* Текст *
Полка. История русской поэзии — страница 10 из 153

Неужели его и впрямь во службу ладят?

Увы, то истина! был сделан приговор:

«Елеська как беглец, а может быть и вор,

Который никакой не нёс мирския платы,

Сведён в военную и отдан там в солдаты».

Жанр ироикомической поэмы продолжал развиваться. Опубликованная в 1791–1796 годах «Вергилиева Энеида, вывороченная наизнанку» Николая Осипова (1751–1799) важна хотя бы потому, что послужила образцом и отчасти источником для произведений, стоявших у истока новой украинской и белорусской поэзии, — «Энеид» Ивана Котляревского и Викентия Ровинского. Впрочем, для самого Осипова таким же источником и образцом служил «Вергилий наизнанку» Скаррона. В такого рода поэмах не «низменный» сюжет излагается высоким языком, а травестируется сюжет канонического эпоса.

Ученик и друг Хераскова Ипполит Богданович (1743–1803) создал другой тип «несерьёзного эпоса» — лирический. Богданович изначально был человеком другого поколения: он уже испытывал влияние охвативших Европу руссоистских идей и сентименталистской эстетики.


Душенька любуется собою в зеркало. Иллюстрация Фёдора Толстого к «Душеньке» Ипполита Богдановича. 1821 год{32}


В поэме «Блаженство народов» (1765) он воспевает «естественное состояние» человека, свободное от пороков. В духе новой эпохи и интерес Богдановича к фольклору. Даже используя уже ставшие традиционными мотивы (например, пасторальные), он экспериментирует, доходя до гротеска и эксцентрики:

У речки птичье стадо

Я с утра стерегла;

Ой Ладо, Ладо, Ладо!

У стада я легла.

А утки-то кра, кра, кра, кра;

А гуси-то га, га, га, га.

Га, га, га, га, га, га, га, га, га, га.

В «Душеньке» (1775–1783), принесшей Богдановичу славу, поэт снижает пафос мифологического сюжета, но не ставит себе задачу пародировать или дискредитировать его. История любви Амура и Психеи рассказывается «простым» языком и (в основном) разностопным ямбом, ассоциирующимся с басней, не смеха ради, а потому, что поэт предельно приближает её к читателю. Не только имя Психеи переведено на русский язык — сам слог, которым она описывается и говорит, полностью разрушает дистанцию:

Беднейшая в полях пастушка

Себе имеет пастуха:

Одна лишь я не с кем не дружка

Не быв дурна, не быв лиха!

Миф обживается, очеловечивается, становится занимательной — и притом вполне русской — сказкой. Богданович — хороший рассказчик, чувствительный и лукавый; сам стих его разнообразен и подчинён логике повествования. Он легко переходит от лиризма к изобретательному гротеску:

Ужасные пещеры,

И к верху крутизны,

И к бездне глубины,

Без вида и без меры,

Иным являлись там мегеры,

Иным летучи дромадеры,

Иным драконы и церберы,

Которы ревами, на разные манеры,

Глушили слух,

Мутили дух.

* Исходные данные *

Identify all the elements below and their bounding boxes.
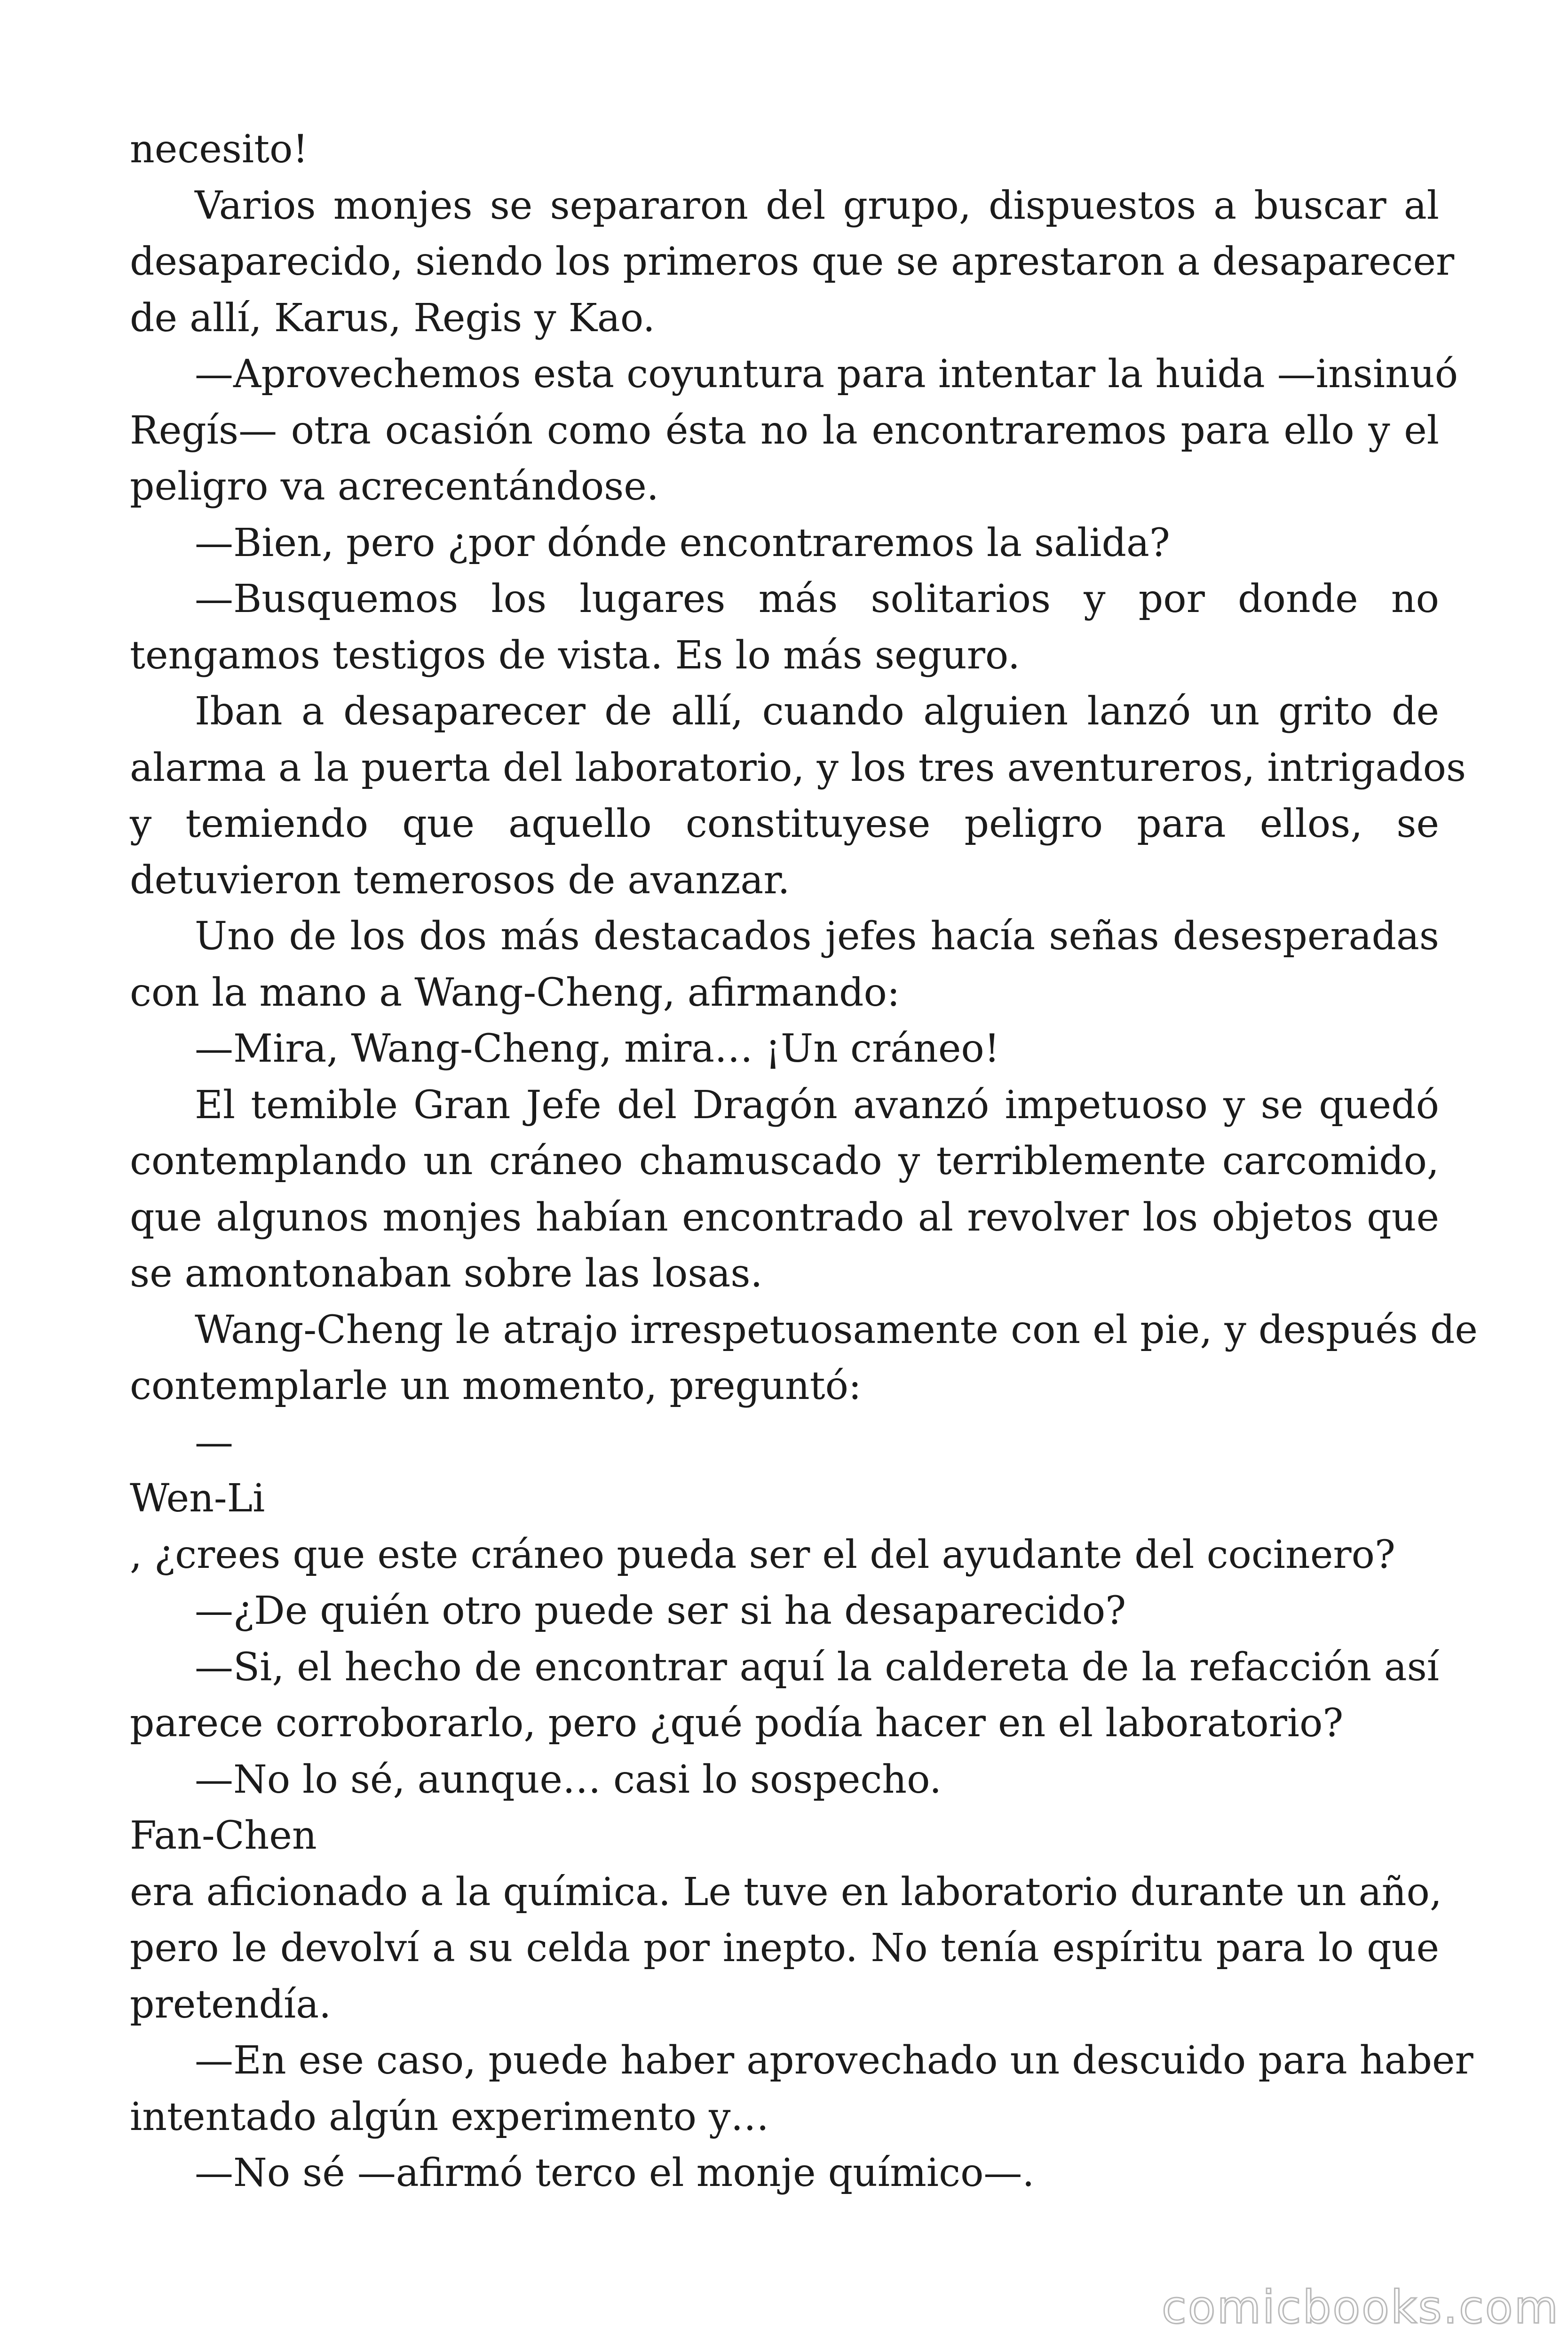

* Задание *
Продолжите текст об истории русской поэзии сразу после его последней строки.

* Ответ *
Для современников «бессмертна „Россияда“» символизировала поэзию высокую, а «Душенька» — лёгкую; но поэму Хераскова скорее почитали, а Богдановича — читали по велению сердца. И это «русское рококо» сохраняет своё обаяние поныне.

Время появления «Душеньки» не случайно совпало с началом новой эпохи в истории русской поэзии.

Крупнейший русский поэт допушкинской поры Гавриил (Гаврила) Романович Державин (1743–1816) был ровесником Богдановича, но всерьёз дебютировал почти двумя десятилетиями позже. Его первая книга «Оды, переведенные и сочиненные при горе Читалагае» (1774, изд. 1776), созданная уже в зрелом возрасте, всё ещё подражательна: Державин в большей степени подражает Сумарокову, чем Ломоносову, хотя в 1768 году и написал на Сумарокова две эпиграммы, в одной из которых «защищал» от него покойного Ломоносова.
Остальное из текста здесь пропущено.